VM Monitoring
Connect virtual machine monitoring
RevDeBug collects metrics data from virtual machines (VMs) using Prometheus node-exporter. The collected data is then transferred to an OpenTelemetry Collector, which sends it to an OpenTelemetry receiver and eventually to a Meter System for analysis. To learn more about node exporter click here.
In this system, each VM is defined as a service in OpenTelemetry Protocol (OAP) and is identified by the prefix "vm::". This allows for easier tracking and management of metrics data for each individual VM.
To use VM monitoring, set the vm:: prefix for the service.
In order to hook up a virtual machine to monitoring, you need to install something on it that will catch metrics from it (by default, everything is geared for node exporter, but there is no obstacle to it being another system catching data). For node exporter enabled from docker, the configuration is:
docker-compose.yml
version: '3.8'
services:
node_exporter:
image: docker.revdebug.com/node-exporter:latest
container_name: node_exporter
command:
- '--path.rootfs=/host'
network_mode: host
pid: host
restart: unless-stopped
volumes:
- '/:/host:ro,rslave'
Remember to open port 9100.
The next step is to enter the command:
docker compose -p revdebug up -d
The next step is to configure and run an additional docker container. Go to where you have installed docker compose revdebug to data/otel-collector/otel-collector-config-template.yaml
You need to change the name from otel-collector-config-template.yaml to otel-collector-config.yaml if you want to monitor your virtual machines.
+-------+
• _Exercises to complete_
1. According to the VM monitoring page, what prefix identifies each virtual machine as a service?
2. Set down the part of the VM monitoring page starting with "In this system, each" and going on through "each individual VM.", with no changes.

• _Listed records_
+-------+
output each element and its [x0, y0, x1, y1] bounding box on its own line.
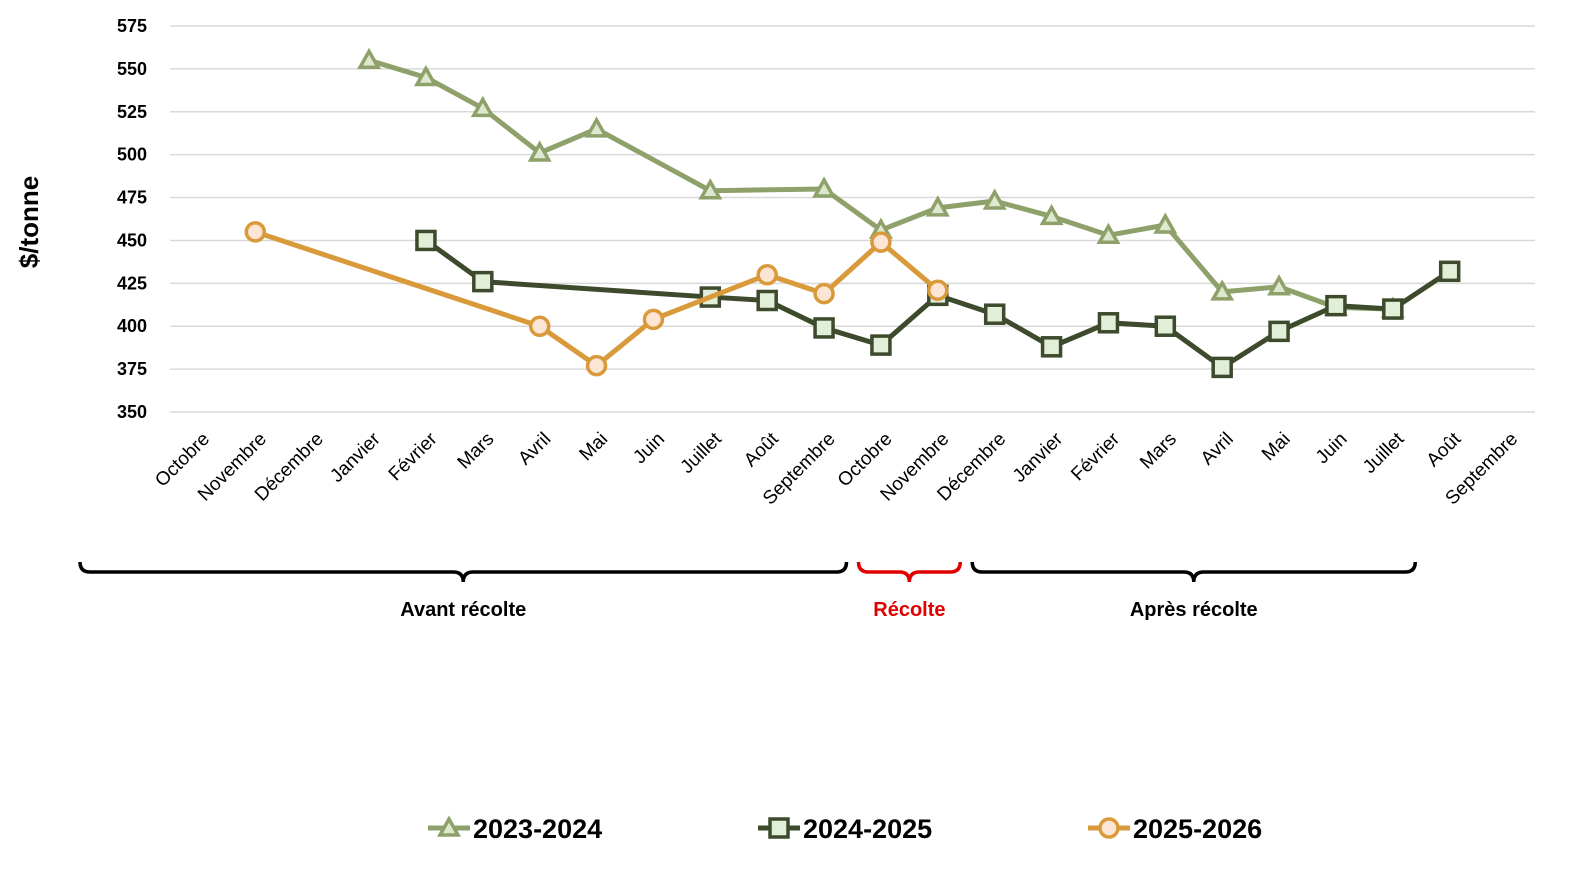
+-------+
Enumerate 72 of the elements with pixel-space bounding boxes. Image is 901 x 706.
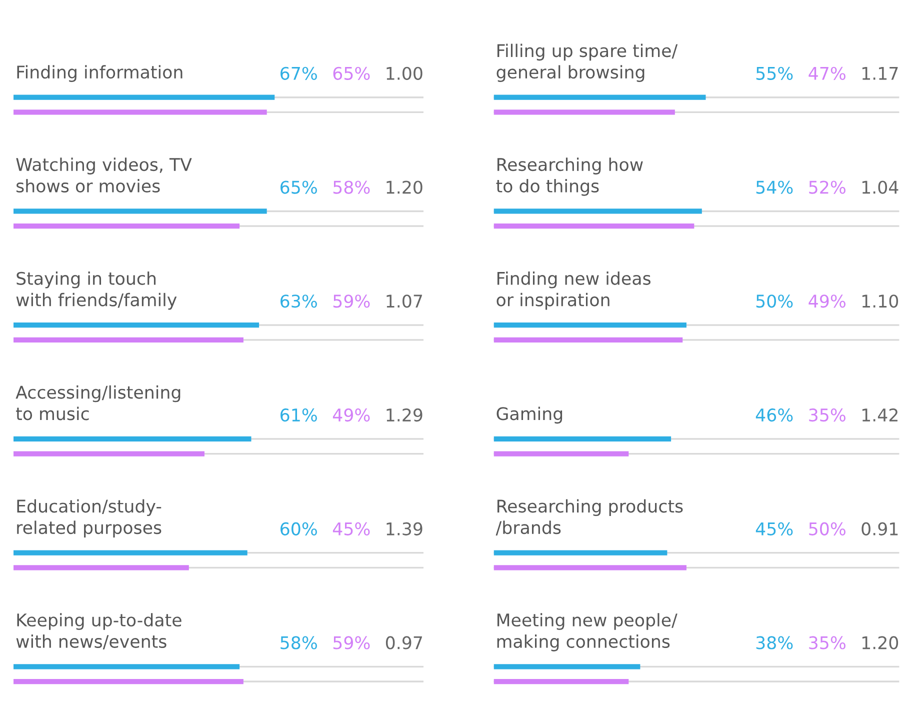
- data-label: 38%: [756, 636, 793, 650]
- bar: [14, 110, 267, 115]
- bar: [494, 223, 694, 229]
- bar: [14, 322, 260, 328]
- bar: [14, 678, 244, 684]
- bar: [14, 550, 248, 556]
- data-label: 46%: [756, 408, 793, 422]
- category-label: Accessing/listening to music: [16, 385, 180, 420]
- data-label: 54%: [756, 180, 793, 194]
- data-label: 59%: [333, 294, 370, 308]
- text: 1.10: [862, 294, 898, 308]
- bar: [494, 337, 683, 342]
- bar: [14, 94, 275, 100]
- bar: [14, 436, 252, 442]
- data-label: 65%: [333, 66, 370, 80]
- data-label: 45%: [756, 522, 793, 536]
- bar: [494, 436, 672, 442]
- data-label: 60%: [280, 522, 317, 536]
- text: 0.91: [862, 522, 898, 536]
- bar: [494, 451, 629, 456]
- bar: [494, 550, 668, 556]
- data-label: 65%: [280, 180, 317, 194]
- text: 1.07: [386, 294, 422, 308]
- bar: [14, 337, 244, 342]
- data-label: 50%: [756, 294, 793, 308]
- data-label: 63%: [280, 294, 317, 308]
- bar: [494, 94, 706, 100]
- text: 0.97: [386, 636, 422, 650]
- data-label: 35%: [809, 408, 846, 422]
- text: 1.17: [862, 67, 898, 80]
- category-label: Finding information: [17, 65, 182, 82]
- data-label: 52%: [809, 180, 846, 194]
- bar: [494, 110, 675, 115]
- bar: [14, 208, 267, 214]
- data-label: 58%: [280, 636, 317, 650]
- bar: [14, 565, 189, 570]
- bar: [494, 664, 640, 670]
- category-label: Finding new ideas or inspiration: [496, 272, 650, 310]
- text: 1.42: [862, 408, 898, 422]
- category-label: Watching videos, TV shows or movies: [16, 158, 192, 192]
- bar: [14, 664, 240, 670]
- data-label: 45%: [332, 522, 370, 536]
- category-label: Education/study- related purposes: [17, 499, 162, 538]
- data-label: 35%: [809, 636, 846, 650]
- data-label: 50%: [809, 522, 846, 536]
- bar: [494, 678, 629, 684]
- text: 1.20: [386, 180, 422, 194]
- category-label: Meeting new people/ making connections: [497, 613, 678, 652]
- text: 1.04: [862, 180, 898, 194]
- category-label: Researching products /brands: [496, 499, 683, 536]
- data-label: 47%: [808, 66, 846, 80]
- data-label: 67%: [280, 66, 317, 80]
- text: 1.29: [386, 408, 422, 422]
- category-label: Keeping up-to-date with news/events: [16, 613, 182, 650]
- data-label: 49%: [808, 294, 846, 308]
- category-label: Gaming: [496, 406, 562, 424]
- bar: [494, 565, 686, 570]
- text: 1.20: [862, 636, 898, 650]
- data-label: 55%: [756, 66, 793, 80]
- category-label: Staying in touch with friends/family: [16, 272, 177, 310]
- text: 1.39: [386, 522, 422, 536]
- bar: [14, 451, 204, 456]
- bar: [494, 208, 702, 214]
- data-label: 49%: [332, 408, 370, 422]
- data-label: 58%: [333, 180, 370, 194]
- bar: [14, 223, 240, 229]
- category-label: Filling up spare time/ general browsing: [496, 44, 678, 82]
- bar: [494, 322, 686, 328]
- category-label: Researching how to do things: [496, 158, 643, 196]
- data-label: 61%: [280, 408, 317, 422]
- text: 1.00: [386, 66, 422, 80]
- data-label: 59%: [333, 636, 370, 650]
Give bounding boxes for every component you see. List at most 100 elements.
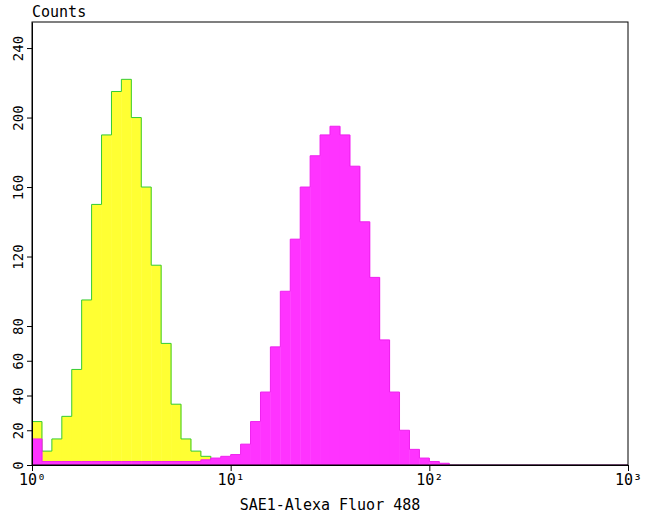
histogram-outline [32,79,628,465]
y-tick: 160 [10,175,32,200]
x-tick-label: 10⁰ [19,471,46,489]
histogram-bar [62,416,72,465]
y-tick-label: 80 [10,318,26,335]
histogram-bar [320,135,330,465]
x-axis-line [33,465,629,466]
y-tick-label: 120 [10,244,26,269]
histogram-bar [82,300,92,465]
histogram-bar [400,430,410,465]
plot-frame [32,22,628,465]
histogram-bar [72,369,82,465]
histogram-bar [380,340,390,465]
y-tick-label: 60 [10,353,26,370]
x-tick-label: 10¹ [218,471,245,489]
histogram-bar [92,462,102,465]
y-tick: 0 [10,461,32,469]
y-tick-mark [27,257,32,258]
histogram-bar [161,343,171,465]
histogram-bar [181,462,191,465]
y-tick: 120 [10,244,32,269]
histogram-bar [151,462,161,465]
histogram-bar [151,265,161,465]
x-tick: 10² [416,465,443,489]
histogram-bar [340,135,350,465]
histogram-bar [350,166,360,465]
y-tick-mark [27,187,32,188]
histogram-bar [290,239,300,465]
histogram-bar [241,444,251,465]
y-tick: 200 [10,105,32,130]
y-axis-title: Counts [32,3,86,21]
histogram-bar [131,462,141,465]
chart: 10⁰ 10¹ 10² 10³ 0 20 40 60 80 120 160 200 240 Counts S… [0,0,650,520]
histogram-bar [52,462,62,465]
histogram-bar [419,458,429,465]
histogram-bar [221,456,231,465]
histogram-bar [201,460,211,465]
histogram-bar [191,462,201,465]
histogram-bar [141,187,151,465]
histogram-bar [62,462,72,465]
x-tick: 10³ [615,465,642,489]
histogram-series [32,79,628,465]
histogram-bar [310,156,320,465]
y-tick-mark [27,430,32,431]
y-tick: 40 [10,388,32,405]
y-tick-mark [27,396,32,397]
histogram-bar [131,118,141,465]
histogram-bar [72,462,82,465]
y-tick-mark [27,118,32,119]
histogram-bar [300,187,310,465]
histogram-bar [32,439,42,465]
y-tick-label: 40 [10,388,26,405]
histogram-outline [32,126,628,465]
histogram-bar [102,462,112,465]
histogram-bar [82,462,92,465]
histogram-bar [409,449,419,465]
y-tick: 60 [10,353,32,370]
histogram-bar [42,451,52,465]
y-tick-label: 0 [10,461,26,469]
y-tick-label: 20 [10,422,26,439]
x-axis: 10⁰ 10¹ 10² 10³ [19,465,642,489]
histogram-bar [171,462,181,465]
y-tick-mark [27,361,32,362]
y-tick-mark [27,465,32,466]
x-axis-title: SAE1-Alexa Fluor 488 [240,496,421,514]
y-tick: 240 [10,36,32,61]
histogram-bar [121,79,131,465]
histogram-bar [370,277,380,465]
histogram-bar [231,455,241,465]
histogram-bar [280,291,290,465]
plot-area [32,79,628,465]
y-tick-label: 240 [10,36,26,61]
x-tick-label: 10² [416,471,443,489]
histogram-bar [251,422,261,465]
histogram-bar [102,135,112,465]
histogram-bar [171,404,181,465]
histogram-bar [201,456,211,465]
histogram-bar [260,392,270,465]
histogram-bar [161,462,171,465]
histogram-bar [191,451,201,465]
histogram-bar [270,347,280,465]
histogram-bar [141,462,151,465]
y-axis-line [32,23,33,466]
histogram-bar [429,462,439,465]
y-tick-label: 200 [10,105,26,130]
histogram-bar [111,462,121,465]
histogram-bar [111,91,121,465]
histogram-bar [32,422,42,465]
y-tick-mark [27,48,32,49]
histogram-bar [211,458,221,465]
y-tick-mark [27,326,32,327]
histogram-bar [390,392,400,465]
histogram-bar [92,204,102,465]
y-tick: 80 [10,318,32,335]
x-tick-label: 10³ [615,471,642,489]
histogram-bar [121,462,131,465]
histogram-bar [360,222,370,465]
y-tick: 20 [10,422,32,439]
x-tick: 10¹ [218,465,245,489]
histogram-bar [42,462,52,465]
+-------+
• _Worked answers_
1. The prefix "vm::".

2.
In this system, each VM is defined as a service in OpenTelemetry Protocol (OAP) and is identified by the prefix "vm::". This allows for easier tracking and management of metrics data for each individual VM.